_Given request_: Pick out all lines of the entries that include the word "only" and copy them.

[BEGIN]

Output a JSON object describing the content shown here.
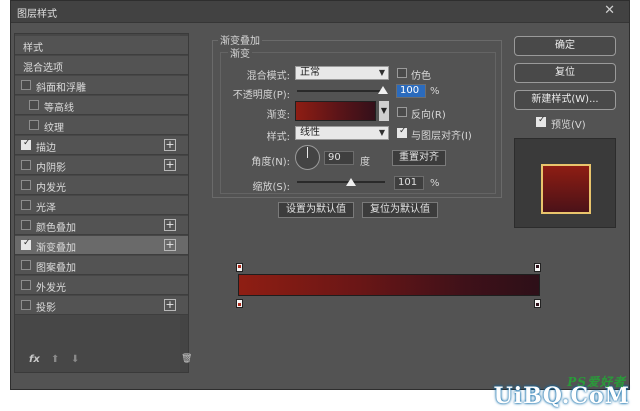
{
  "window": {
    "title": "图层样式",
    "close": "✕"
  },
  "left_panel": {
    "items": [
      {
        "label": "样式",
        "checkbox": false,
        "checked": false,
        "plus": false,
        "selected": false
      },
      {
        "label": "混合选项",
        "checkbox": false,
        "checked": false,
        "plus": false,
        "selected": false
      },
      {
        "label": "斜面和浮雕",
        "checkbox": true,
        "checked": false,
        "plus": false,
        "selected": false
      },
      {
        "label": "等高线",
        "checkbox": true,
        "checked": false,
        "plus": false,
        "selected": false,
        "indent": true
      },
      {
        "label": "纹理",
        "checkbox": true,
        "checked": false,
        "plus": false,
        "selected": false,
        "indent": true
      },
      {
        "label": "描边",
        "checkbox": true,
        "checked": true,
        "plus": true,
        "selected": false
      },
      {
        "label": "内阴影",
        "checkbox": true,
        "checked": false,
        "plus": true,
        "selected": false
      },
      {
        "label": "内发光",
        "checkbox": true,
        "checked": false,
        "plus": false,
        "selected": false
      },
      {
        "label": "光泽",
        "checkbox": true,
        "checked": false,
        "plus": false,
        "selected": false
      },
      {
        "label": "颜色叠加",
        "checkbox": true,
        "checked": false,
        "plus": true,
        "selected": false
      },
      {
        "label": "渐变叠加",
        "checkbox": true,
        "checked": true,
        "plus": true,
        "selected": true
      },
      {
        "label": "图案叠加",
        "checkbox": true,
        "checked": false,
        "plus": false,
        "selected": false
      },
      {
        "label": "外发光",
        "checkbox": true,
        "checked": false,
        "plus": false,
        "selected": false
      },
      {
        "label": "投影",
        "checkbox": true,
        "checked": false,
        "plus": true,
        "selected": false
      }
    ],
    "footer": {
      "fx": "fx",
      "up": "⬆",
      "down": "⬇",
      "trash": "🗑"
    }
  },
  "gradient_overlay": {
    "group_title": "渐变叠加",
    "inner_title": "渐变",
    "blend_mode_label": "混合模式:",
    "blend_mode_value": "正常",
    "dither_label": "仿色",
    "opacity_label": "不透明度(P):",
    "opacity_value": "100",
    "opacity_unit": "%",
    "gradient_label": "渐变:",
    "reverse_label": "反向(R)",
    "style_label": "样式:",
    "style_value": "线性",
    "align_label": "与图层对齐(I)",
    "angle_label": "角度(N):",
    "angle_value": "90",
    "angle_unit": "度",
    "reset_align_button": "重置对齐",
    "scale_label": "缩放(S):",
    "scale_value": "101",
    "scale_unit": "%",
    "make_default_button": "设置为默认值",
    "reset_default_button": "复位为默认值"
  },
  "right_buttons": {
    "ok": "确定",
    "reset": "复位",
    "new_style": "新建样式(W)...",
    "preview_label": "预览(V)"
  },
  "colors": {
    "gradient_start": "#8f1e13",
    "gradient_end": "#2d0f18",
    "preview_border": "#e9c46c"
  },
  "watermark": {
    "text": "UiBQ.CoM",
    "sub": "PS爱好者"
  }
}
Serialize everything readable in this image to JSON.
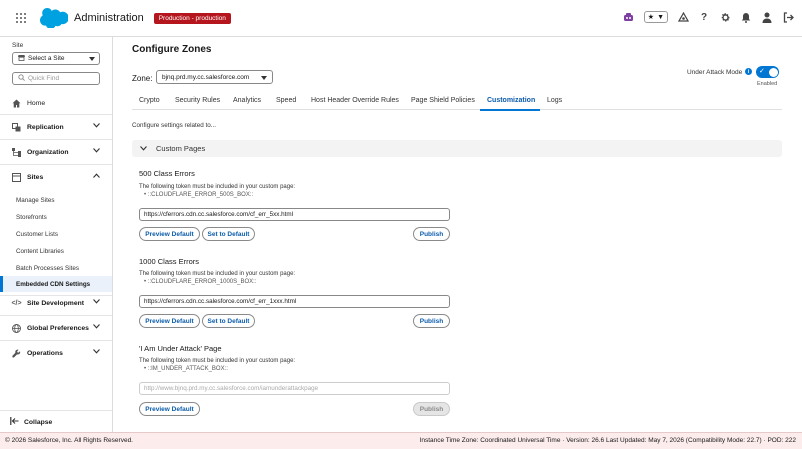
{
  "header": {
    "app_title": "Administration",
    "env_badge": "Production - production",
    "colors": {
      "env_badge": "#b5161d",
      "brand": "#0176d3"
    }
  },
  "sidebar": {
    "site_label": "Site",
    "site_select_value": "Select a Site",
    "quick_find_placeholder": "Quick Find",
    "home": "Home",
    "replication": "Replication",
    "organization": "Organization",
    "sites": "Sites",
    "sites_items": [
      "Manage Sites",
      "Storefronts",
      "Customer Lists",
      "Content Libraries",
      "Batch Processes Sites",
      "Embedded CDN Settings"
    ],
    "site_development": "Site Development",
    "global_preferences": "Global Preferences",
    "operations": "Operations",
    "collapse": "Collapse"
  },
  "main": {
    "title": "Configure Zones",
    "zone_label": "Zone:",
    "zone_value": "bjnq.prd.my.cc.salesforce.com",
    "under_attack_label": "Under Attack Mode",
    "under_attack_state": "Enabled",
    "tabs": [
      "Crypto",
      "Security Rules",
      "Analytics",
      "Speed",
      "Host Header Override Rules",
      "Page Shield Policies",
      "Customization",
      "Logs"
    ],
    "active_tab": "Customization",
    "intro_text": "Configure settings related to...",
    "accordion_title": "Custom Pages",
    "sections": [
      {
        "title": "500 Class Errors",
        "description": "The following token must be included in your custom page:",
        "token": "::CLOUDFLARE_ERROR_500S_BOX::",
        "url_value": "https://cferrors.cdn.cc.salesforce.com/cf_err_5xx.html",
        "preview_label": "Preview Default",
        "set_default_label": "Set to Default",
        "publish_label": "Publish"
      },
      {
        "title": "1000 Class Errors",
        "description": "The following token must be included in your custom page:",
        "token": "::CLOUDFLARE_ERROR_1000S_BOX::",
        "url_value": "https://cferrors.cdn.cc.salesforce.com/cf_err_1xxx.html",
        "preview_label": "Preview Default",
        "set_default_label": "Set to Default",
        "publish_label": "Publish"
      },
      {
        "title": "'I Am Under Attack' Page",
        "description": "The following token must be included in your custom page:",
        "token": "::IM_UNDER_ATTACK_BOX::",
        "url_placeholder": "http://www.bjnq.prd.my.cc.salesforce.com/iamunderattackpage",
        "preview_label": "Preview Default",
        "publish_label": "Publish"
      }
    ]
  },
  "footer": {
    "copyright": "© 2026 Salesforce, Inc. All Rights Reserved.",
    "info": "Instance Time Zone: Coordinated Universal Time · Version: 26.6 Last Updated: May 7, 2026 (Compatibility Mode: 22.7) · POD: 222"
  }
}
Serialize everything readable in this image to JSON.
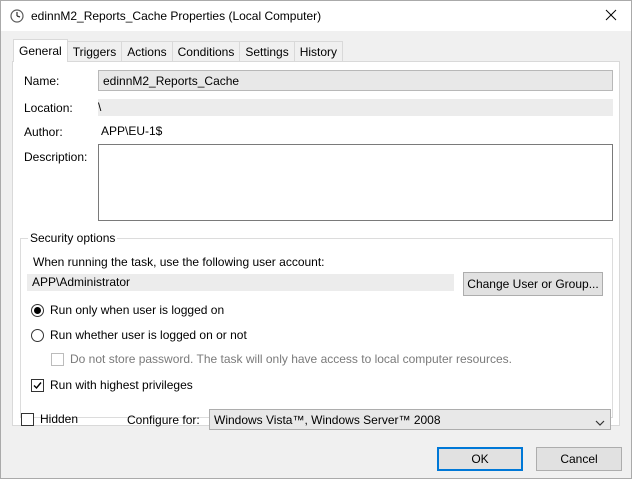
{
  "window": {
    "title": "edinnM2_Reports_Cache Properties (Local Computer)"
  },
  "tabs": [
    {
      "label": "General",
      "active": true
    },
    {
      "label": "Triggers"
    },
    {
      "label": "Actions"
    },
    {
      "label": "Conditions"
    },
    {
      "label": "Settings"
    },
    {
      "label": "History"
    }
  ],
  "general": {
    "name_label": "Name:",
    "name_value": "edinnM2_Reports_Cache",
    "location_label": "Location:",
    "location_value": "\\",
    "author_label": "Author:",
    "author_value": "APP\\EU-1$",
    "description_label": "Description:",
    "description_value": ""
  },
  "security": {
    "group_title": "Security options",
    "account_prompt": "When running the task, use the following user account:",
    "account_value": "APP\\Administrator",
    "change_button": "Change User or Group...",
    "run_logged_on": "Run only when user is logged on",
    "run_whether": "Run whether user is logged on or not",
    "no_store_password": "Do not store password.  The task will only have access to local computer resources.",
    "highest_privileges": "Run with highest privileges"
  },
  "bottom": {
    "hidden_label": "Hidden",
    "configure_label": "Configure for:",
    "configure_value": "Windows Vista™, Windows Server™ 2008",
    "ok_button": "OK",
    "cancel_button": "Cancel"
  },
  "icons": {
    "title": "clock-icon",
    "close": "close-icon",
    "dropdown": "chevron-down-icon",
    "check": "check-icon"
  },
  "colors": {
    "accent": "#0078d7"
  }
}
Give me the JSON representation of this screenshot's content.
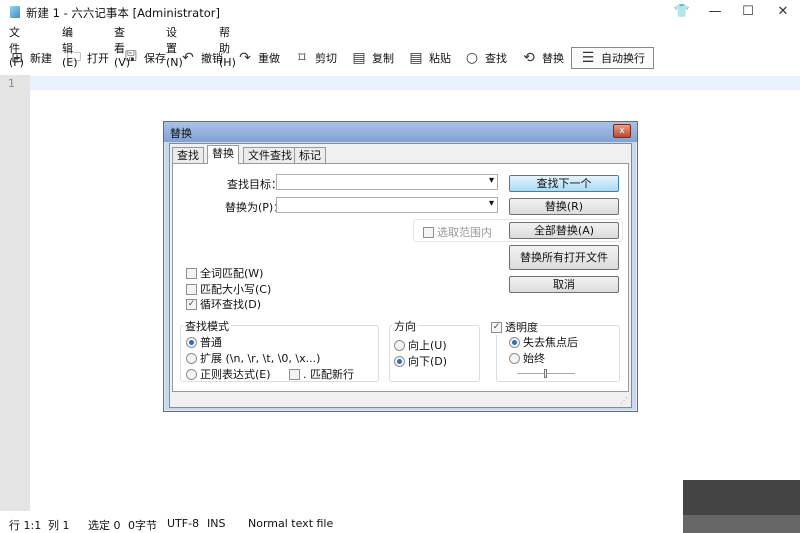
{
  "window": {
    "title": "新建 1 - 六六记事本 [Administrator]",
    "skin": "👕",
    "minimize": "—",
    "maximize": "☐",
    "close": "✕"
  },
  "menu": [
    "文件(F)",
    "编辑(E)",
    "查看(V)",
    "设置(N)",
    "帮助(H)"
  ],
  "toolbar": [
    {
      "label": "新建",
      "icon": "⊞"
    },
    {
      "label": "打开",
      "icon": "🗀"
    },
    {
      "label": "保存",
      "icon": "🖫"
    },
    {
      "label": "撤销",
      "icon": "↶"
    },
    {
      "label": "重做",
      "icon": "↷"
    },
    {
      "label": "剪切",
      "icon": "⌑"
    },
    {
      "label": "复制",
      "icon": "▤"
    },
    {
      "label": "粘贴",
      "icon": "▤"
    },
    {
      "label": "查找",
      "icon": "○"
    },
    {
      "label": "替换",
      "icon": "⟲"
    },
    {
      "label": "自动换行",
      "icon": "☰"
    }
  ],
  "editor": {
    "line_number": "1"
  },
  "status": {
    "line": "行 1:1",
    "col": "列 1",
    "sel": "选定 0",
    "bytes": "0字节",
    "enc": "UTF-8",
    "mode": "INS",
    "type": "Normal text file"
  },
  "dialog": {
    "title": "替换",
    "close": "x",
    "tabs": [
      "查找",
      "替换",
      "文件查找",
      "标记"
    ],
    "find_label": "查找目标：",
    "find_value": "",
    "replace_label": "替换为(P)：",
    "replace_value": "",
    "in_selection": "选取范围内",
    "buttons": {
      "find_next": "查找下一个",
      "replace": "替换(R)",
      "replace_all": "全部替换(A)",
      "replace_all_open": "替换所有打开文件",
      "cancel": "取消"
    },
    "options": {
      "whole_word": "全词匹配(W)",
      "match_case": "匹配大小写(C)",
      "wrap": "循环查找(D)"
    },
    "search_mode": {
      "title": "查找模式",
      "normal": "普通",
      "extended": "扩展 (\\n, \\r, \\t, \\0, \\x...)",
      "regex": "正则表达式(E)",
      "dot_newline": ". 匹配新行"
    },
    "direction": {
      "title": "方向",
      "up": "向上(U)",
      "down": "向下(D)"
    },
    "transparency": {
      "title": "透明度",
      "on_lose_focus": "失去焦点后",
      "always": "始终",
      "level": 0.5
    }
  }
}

[END]

_Finished exercise_:
    "run_logged_on": "Run only when user is logged on",
    "no_store_password": "Do not store password.  The task will only have access to local computer resources.",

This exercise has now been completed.